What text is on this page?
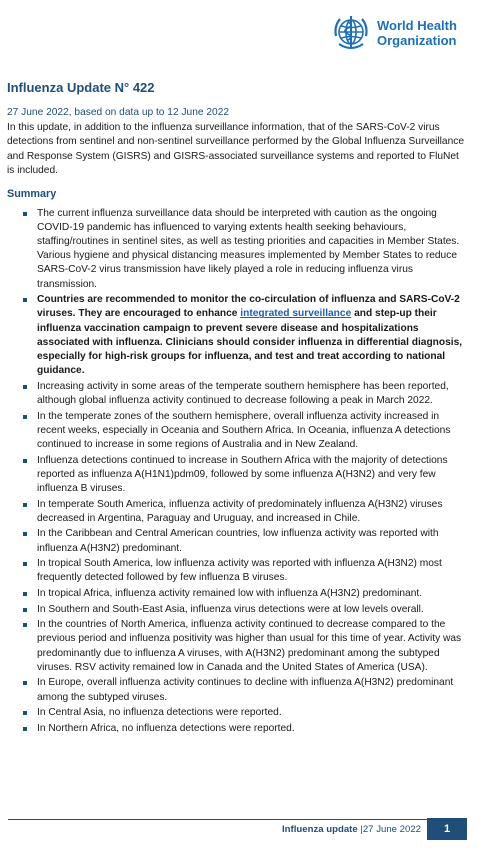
World Health
Organization
Influenza Update N° 422
27 June 2022, based on data up to 12 June 2022
In this update, in addition to the influenza surveillance information, that of the SARS-CoV-2 virus detections from sentinel and non-sentinel surveillance performed by the Global Influenza Surveillance and Response System (GISRS) and GISRS-associated surveillance systems and reported to FluNet is included.
Summary
The current influenza surveillance data should be interpreted with caution as the ongoing COVID-19 pandemic has influenced to varying extents health seeking behaviours, staffing/routines in sentinel sites, as well as testing priorities and capacities in Member States. Various hygiene and physical distancing measures implemented by Member States to reduce SARS-CoV-2 virus transmission have likely played a role in reducing influenza virus transmission.
Countries are recommended to monitor the co-circulation of influenza and SARS-CoV-2 viruses. They are encouraged to enhance integrated surveillance and step-up their influenza vaccination campaign to prevent severe disease and hospitalizations associated with influenza. Clinicians should consider influenza in differential diagnosis, especially for high-risk groups for influenza, and test and treat according to national guidance.
Increasing activity in some areas of the temperate southern hemisphere has been reported, although global influenza activity continued to decrease following a peak in March 2022.
In the temperate zones of the southern hemisphere, overall influenza activity increased in recent weeks, especially in Oceania and Southern Africa. In Oceania, influenza A detections continued to increase in some regions of Australia and in New Zealand.
Influenza detections continued to increase in Southern Africa with the majority of detections reported as influenza A(H1N1)pdm09, followed by some influenza A(H3N2) and very few influenza B viruses.
In temperate South America, influenza activity of predominately influenza A(H3N2) viruses decreased in Argentina, Paraguay and Uruguay, and increased in Chile.
In the Caribbean and Central American countries, low influenza activity was reported with influenza A(H3N2) predominant.
In tropical South America, low influenza activity was reported with influenza A(H3N2) most frequently detected followed by few influenza B viruses.
In tropical Africa, influenza activity remained low with influenza A(H3N2) predominant.
In Southern and South-East Asia, influenza virus detections were at low levels overall.
In the countries of North America, influenza activity continued to decrease compared to the previous period and influenza positivity was higher than usual for this time of year. Activity was predominantly due to influenza A viruses, with A(H3N2) predominant among the subtyped viruses. RSV activity remained low in Canada and the United States of America (USA).
In Europe, overall influenza activity continues to decline with influenza A(H3N2) predominant among the subtyped viruses.
In Central Asia, no influenza detections were reported.
In Northern Africa, no influenza detections were reported.
Influenza update |27 June 2022	1
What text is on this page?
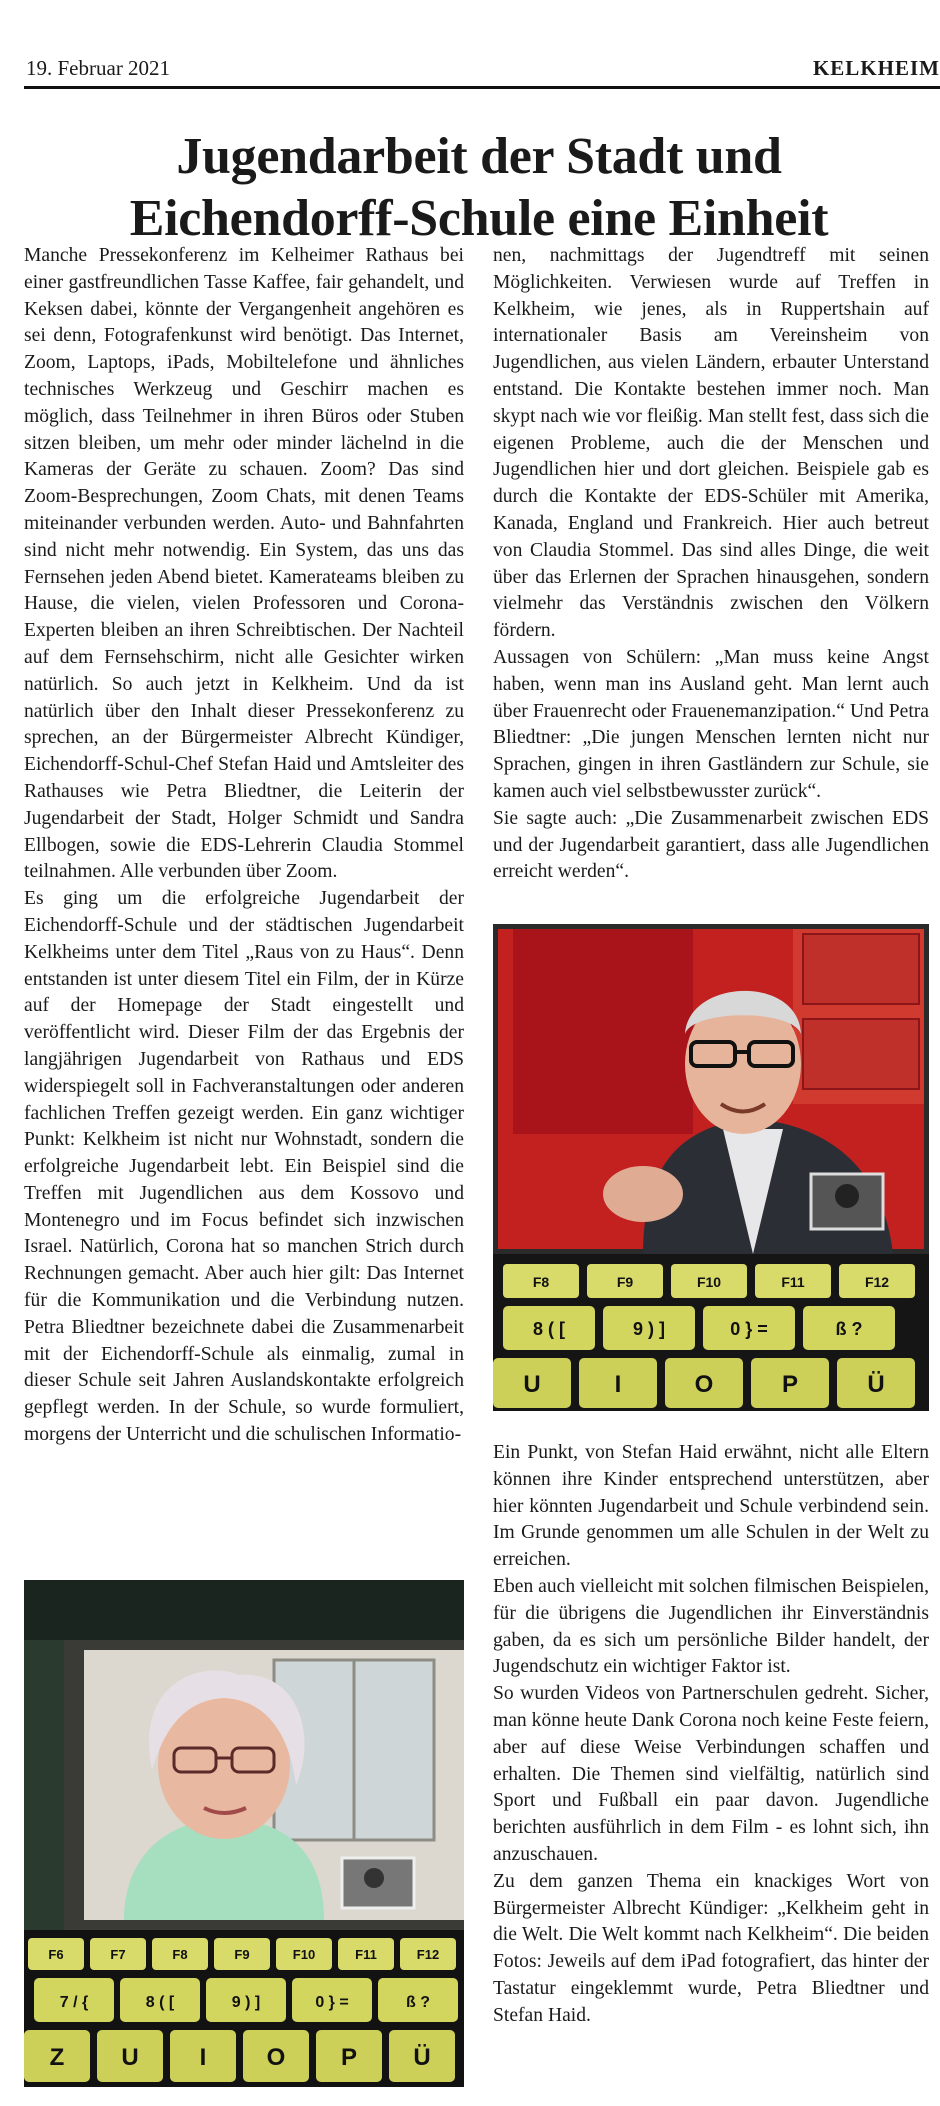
19. Februar 2021	KELKHEIM
Jugendarbeit der Stadt und
Eichendorff-Schule eine Einheit

Manche Pressekonferenz im Kelheimer Rathaus bei einer gastfreundlichen Tasse Kaffee, fair gehandelt, und Keksen dabei, könnte der Vergangenheit angehören es sei denn, Fotografenkunst wird benötigt. Das Internet, Zoom, Laptops, iPads, Mobiltelefone und ähnliches technisches Werkzeug und Geschirr machen es möglich, dass Teilnehmer in ihren Büros oder Stuben sitzen bleiben, um mehr oder minder lächelnd in die Kameras der Geräte zu schauen. Zoom? Das sind Zoom-Besprechungen, Zoom Chats, mit denen Teams miteinander verbunden werden. Auto- und Bahnfahrten sind nicht mehr notwendig. Ein System, das uns das Fernsehen jeden Abend bietet. Kamerateams bleiben zu Hause, die vielen, vielen Professoren und Corona-Experten bleiben an ihren Schreibtischen. Der Nachteil auf dem Fernsehschirm, nicht alle Gesichter wirken natürlich. So auch jetzt in Kelkheim. Und da ist natürlich über den Inhalt dieser Pressekonferenz zu sprechen, an der Bürgermeister Albrecht Kündiger, Eichendorff-Schul-Chef Stefan Haid und Amtsleiter des Rathauses wie Petra Bliedtner, die Leiterin der Jugendarbeit der Stadt, Holger Schmidt und Sandra Ellbogen, sowie die EDS-Lehrerin Claudia Stommel teilnahmen. Alle verbunden über Zoom.

Es ging um die erfolgreiche Jugendarbeit der Eichendorff-Schule und der städtischen Jugendarbeit Kelkheims unter dem Titel „Raus von zu Haus“. Denn entstanden ist unter diesem Titel ein Film, der in Kürze auf der Homepage der Stadt eingestellt und veröffentlicht wird. Dieser Film der das Ergebnis der langjährigen Jugendarbeit von Rathaus und EDS widerspiegelt soll in Fachveranstaltungen oder anderen fachlichen Treffen gezeigt werden. Ein ganz wichtiger Punkt: Kelkheim ist nicht nur Wohnstadt, sondern die erfolgreiche Jugendarbeit lebt. Ein Beispiel sind die Treffen mit Jugendlichen aus dem Kossovo und Montenegro und im Focus befindet sich inzwischen Israel. Natürlich, Corona hat so manchen Strich durch Rechnungen gemacht. Aber auch hier gilt: Das Internet für die Kommunikation und die Verbindung nutzen. Petra Bliedtner bezeichnete dabei die Zusammenarbeit mit der Eichendorff-Schule als einmalig, zumal in dieser Schule seit Jahren Auslandskontakte erfolgreich gepflegt werden. In der Schule, so wurde formuliert, morgens der Unterricht und die schulischen Informatio-

nen, nachmittags der Jugendtreff mit seinen Möglichkeiten. Verwiesen wurde auf Treffen in Kelkheim, wie jenes, als in Ruppertshain auf internationaler Basis am Vereinsheim von Jugendlichen, aus vielen Ländern, erbauter Unterstand entstand. Die Kontakte bestehen immer noch. Man skypt nach wie vor fleißig. Man stellt fest, dass sich die eigenen Probleme, auch die der Menschen und Jugendlichen hier und dort gleichen. Beispiele gab es durch die Kontakte der EDS-Schüler mit Amerika, Kanada, England und Frankreich. Hier auch betreut von Claudia Stommel. Das sind alles Dinge, die weit über das Erlernen der Sprachen hinausgehen, sondern vielmehr das Verständnis zwischen den Völkern fördern.

Aussagen von Schülern: „Man muss keine Angst haben, wenn man ins Ausland geht. Man lernt auch über Frauenrecht oder Frauenemanzipation.“ Und Petra Bliedtner: „Die jungen Menschen lernten nicht nur Sprachen, gingen in ihren Gastländern zur Schule, sie kamen auch viel selbstbewusster zurück“.

Sie sagte auch: „Die Zusammenarbeit zwischen EDS und der Jugendarbeit garantiert, dass alle Jugendlichen erreicht werden“.

F8	F9	F10	F11	F12
8 ( [	9 ) ]	0 } =	ß ?
U	I	O	P	Ü

Ein Punkt, von Stefan Haid erwähnt, nicht alle Eltern können ihre Kinder entsprechend unterstützen, aber hier könnten Jugendarbeit und Schule verbindend sein. Im Grunde genommen um alle Schulen in der Welt zu erreichen.

Eben auch vielleicht mit solchen filmischen Beispielen, für die übrigens die Jugendlichen ihr Einverständnis gaben, da es sich um persönliche Bilder handelt, der Jugendschutz ein wichtiger Faktor ist.

So wurden Videos von Partnerschulen gedreht. Sicher, man könne heute Dank Corona noch keine Feste feiern, aber auf diese Weise Verbindungen schaffen und erhalten. Die Themen sind vielfältig, natürlich sind Sport und Fußball ein paar davon. Jugendliche berichten ausführlich in dem Film - es lohnt sich, ihn anzuschauen.

Zu dem ganzen Thema ein knackiges Wort von Bürgermeister Albrecht Kündiger: „Kelkheim geht in die Welt. Die Welt kommt nach Kelkheim“. Die beiden Fotos: Jeweils auf dem iPad fotografiert, das hinter der Tastatur eingeklemmt wurde, Petra Bliedtner und Stefan Haid.

F6	F7	F8	F9	F10	F11	F12
7 / {	8 ( [	9 ) ]	0 } =	ß ?
Z U	I	O P Ü
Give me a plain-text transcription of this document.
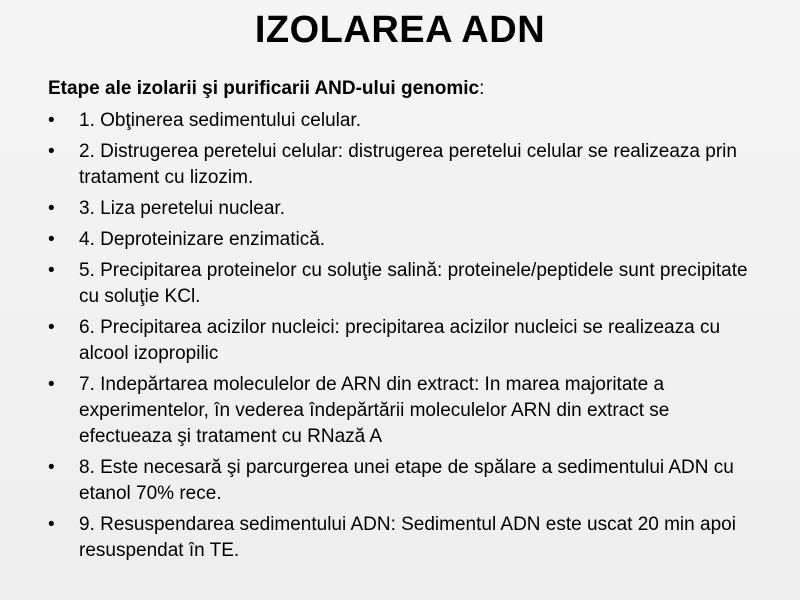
IZOLAREA ADN
Etape ale izolarii şi purificarii AND-ului genomic:
• 1. Obţinerea sedimentului celular.
• 2. Distrugerea peretelui celular: distrugerea peretelui celular se realizeaza prin tratament cu lizozim.
• 3. Liza peretelui nuclear.
• 4. Deproteinizare enzimatică.
• 5. Precipitarea proteinelor cu soluţie salină: proteinele/peptidele sunt precipitate cu soluţie KCl.
• 6. Precipitarea acizilor nucleici: precipitarea acizilor nucleici se realizeaza cu alcool izopropilic
• 7. Indepărtarea moleculelor de ARN din extract: In marea majoritate a experimentelor, în vederea îndepărtării moleculelor ARN din extract se efectueaza şi tratament cu RNază A
• 8. Este necesară şi parcurgerea unei etape de spălare a sedimentului ADN cu etanol 70% rece.
• 9. Resuspendarea sedimentului ADN: Sedimentul ADN este uscat 20 min apoi resuspendat în TE.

ACTIVITY =>
Out of the records above, pull the lines that include the word "data".

TASK OUTPUT =>
27 June 2022, based on data up to 12 June 2022
The current influenza surveillance data should be interpreted with caution as the ongoing COVID-19 pandemic has influenced to varying extents health seeking behaviours, staffing/routines in sentinel sites, as well as testing priorities and capacities in Member States. Various hygiene and physical distancing measures implemented by Member States to reduce SARS-CoV-2 virus transmission have likely played a role in reducing influenza virus transmission.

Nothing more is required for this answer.